[Data for the task]:
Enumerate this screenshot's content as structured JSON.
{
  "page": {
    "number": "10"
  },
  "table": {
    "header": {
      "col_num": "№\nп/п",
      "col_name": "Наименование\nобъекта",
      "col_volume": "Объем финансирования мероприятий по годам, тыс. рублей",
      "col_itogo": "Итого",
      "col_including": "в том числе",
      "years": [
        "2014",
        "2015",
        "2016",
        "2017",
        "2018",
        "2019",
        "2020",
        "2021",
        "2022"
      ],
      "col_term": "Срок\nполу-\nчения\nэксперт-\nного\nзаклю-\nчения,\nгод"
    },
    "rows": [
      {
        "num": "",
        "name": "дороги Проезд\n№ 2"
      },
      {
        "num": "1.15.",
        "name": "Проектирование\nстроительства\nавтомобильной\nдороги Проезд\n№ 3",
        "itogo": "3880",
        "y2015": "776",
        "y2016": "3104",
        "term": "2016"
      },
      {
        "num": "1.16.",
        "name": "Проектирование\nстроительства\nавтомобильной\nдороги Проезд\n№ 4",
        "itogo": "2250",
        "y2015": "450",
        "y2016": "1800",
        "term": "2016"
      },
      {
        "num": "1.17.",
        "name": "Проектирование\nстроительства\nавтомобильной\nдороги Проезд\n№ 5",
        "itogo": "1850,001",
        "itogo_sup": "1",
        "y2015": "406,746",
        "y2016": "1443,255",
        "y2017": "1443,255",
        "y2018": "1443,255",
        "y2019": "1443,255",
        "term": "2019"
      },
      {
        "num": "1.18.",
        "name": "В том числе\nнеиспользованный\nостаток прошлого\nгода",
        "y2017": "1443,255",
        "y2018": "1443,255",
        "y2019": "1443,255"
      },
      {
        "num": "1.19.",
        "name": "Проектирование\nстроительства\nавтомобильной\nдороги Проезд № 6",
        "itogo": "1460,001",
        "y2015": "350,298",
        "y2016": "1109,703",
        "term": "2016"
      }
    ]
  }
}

[What is expected]: Search the entries for the word "nдороги" and copy every line that has it.

[Exercise result]:
        "name": "Проектирование\nстроительства\nавтомобильной\nдороги Проезд\n№ 3",
        "name": "Проектирование\nстроительства\nавтомобильной\nдороги Проезд\n№ 4",
        "name": "Проектирование\nстроительства\nавтомобильной\nдороги Проезд\n№ 5",
        "name": "Проектирование\nстроительства\nавтомобильной\nдороги Проезд № 6",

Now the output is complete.